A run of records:
* begin *

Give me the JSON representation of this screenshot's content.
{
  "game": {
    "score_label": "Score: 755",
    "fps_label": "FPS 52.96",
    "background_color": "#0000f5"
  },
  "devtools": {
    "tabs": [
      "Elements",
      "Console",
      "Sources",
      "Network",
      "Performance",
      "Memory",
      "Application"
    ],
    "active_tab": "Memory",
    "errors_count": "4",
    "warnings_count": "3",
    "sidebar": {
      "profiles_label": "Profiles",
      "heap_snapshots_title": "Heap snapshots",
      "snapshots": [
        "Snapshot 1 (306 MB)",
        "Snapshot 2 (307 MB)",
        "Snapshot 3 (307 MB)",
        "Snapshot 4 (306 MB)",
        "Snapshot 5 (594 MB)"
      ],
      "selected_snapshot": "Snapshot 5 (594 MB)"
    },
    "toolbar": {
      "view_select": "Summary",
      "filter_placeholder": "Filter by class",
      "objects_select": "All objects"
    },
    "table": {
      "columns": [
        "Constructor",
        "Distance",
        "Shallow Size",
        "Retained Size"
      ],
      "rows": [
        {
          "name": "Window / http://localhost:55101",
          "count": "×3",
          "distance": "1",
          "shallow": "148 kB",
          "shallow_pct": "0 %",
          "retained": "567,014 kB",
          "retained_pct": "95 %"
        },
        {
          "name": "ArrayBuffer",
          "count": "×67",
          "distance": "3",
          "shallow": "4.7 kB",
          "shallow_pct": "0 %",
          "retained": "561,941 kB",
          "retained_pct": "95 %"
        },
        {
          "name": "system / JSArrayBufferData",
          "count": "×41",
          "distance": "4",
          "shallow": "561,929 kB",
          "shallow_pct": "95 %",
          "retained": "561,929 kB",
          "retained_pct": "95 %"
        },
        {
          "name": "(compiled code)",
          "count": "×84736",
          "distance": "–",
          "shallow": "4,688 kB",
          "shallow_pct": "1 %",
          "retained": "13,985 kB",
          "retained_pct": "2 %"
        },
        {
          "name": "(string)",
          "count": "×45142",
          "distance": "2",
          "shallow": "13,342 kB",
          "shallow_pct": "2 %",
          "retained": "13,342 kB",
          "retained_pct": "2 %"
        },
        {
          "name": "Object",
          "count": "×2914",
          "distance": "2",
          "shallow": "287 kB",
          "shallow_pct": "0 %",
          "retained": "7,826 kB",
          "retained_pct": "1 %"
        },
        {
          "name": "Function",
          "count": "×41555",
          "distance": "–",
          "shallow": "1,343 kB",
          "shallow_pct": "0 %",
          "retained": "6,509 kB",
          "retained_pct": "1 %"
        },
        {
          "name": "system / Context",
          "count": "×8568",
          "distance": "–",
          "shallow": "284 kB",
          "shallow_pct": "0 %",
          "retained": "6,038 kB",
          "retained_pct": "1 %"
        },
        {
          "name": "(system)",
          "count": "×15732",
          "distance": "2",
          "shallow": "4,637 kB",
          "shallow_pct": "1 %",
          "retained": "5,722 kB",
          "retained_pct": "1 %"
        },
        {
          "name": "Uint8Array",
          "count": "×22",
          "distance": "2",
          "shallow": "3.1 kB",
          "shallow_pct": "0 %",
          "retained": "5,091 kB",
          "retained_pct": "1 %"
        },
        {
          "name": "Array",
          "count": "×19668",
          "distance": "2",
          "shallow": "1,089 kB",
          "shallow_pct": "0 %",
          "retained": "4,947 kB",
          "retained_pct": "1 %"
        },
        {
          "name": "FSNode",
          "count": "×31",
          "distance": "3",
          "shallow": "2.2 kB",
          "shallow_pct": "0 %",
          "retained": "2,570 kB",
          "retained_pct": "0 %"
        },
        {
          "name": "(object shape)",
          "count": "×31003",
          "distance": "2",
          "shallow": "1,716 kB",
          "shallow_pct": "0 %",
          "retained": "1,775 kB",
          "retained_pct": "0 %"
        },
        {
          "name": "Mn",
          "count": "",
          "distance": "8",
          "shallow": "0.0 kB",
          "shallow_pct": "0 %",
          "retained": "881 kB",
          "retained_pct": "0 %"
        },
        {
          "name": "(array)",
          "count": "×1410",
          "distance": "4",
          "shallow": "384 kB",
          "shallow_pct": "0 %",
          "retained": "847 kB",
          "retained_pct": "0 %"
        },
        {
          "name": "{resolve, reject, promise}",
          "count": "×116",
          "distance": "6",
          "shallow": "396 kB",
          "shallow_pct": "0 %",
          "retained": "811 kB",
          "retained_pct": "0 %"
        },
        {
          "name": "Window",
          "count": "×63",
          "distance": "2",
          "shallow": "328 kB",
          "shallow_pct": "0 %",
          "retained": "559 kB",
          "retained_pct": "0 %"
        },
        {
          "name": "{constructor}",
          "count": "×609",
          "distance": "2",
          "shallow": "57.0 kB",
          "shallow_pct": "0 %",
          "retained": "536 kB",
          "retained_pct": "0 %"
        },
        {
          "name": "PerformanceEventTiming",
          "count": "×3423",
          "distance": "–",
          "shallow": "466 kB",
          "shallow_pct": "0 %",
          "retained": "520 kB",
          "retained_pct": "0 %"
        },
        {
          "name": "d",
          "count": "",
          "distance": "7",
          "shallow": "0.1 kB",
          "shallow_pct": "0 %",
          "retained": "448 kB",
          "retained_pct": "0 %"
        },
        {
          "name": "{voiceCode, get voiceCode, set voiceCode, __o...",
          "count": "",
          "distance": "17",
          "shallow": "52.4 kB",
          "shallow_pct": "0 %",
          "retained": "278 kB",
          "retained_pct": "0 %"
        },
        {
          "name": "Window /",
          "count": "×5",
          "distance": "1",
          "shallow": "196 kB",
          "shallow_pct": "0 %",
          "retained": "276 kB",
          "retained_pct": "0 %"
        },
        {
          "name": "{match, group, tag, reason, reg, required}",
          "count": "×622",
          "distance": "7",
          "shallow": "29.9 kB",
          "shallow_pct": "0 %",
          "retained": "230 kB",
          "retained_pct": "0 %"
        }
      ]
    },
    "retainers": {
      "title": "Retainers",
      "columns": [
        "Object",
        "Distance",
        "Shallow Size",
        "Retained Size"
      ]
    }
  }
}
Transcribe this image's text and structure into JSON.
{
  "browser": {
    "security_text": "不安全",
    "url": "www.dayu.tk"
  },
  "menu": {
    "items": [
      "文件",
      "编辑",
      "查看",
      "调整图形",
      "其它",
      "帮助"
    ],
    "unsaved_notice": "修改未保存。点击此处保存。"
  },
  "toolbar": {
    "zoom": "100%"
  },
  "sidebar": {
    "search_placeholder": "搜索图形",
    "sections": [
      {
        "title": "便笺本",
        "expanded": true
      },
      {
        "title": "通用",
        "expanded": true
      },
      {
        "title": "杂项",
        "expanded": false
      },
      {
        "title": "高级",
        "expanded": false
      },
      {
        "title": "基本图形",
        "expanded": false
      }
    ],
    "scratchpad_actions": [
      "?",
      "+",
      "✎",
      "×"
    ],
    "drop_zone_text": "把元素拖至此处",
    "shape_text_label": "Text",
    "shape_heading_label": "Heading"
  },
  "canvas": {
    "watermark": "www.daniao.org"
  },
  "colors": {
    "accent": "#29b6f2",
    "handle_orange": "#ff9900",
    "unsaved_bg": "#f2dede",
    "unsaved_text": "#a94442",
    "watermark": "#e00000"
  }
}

* end *

To be done |
Search the data for the word "JSON" and copy each line where it appears.

Answer to this problem |
Give me the JSON representation of this screenshot's content.
Transcribe this image's text and structure into JSON.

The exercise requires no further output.